### GOAL
Look through the material below. Copy every line with the string "Unterteilung" in it.

### ENTRIES SUPPLIED
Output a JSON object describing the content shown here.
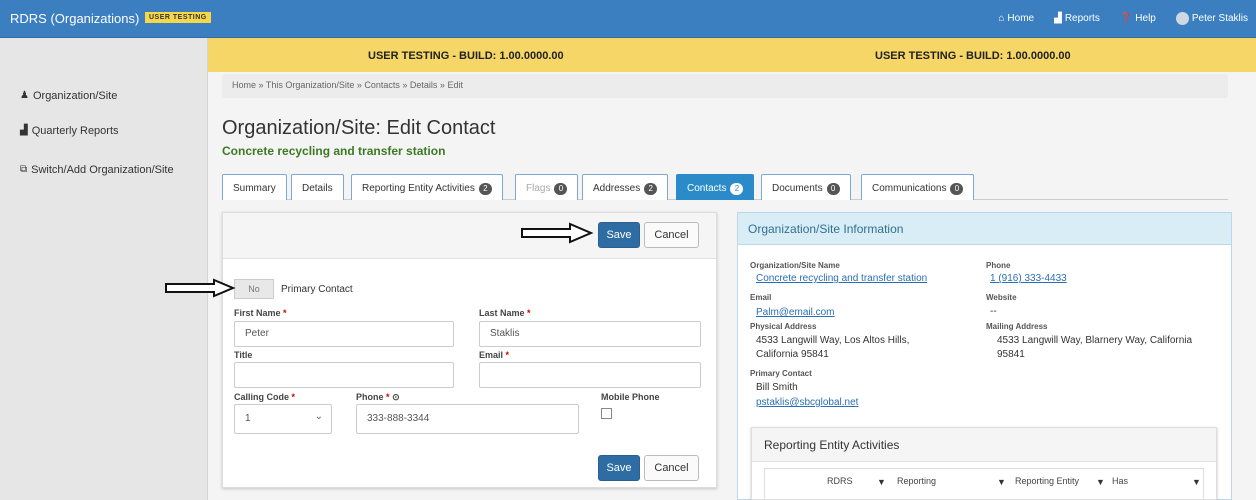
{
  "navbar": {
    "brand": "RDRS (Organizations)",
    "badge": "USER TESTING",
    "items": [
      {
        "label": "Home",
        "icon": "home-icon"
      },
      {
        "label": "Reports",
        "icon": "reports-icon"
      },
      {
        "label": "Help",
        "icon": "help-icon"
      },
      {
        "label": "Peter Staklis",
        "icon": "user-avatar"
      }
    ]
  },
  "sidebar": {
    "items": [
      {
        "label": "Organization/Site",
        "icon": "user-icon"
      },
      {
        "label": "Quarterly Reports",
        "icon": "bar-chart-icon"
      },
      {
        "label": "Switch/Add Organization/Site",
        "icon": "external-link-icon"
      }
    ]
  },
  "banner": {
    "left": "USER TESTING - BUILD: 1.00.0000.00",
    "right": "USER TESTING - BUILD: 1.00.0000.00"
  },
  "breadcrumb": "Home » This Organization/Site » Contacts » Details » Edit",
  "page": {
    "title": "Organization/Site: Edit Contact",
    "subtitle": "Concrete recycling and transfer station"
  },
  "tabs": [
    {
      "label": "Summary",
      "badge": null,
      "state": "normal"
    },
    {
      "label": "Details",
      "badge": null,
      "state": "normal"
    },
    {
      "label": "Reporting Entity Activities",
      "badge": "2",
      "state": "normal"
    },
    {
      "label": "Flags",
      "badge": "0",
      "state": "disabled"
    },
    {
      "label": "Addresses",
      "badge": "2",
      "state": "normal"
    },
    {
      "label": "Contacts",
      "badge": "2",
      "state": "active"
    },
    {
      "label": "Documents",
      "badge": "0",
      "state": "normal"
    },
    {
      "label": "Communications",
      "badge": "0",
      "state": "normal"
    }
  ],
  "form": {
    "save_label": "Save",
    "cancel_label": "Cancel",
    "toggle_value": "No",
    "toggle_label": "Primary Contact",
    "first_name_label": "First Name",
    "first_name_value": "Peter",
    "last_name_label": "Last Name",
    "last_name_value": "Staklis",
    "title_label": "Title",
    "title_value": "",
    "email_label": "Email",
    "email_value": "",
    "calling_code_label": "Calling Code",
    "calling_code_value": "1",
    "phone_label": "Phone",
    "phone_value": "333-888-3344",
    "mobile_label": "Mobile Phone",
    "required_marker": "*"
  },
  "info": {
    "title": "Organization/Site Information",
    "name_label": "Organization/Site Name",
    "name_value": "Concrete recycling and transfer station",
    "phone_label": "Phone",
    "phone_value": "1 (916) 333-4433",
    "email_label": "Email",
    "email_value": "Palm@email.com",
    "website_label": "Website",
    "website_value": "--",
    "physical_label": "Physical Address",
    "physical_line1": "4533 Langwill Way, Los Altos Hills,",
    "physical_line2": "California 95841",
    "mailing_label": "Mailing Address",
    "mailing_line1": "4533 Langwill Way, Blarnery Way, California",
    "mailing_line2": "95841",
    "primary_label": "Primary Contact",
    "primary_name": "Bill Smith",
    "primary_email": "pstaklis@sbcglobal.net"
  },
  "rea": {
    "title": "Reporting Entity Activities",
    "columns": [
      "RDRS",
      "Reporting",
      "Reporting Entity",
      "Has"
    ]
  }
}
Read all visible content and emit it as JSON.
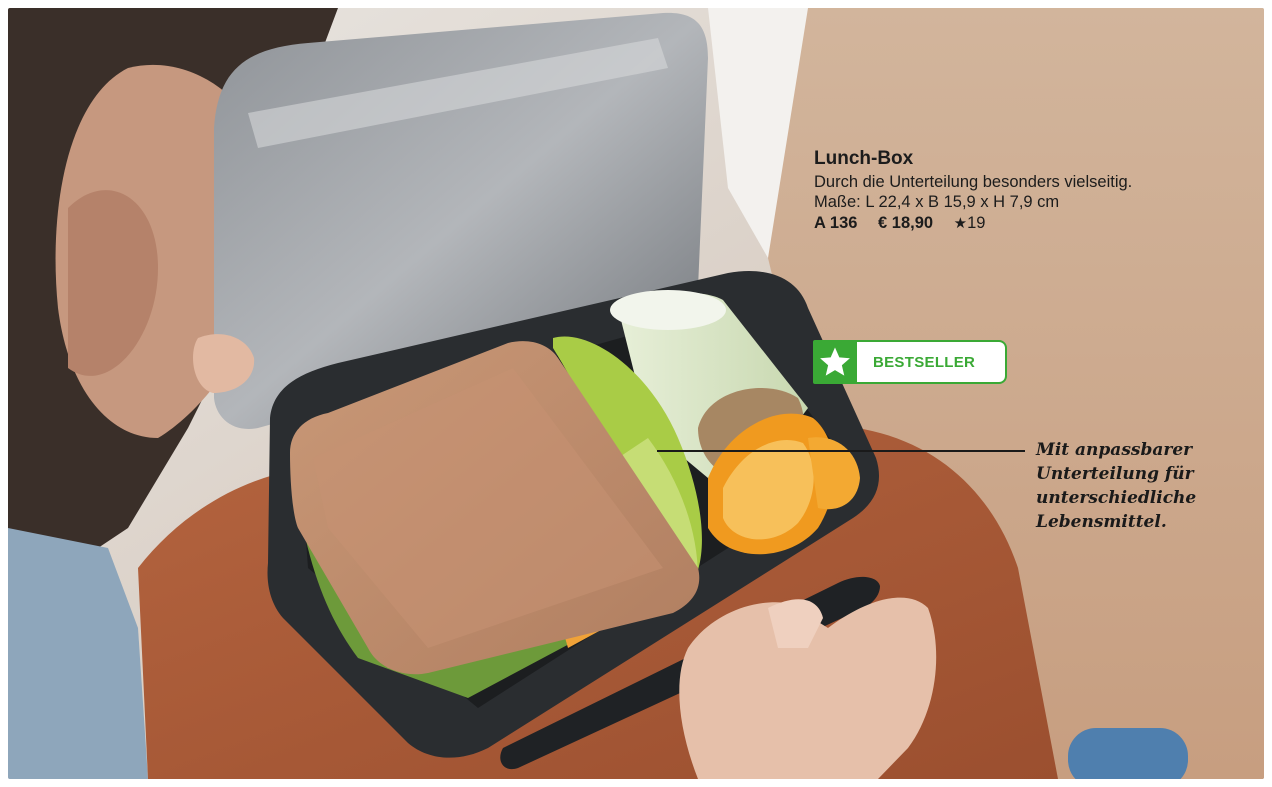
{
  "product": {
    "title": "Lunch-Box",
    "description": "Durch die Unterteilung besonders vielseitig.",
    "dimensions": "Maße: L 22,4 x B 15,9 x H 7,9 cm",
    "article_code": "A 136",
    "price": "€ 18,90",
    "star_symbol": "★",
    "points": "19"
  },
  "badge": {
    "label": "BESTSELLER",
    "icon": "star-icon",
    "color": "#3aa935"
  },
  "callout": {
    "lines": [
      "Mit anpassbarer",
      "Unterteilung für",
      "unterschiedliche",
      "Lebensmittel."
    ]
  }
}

### SOLUTION TO THIS TASK
    "description": "Durch die Unterteilung besonders vielseitig.",
      "Unterteilung für",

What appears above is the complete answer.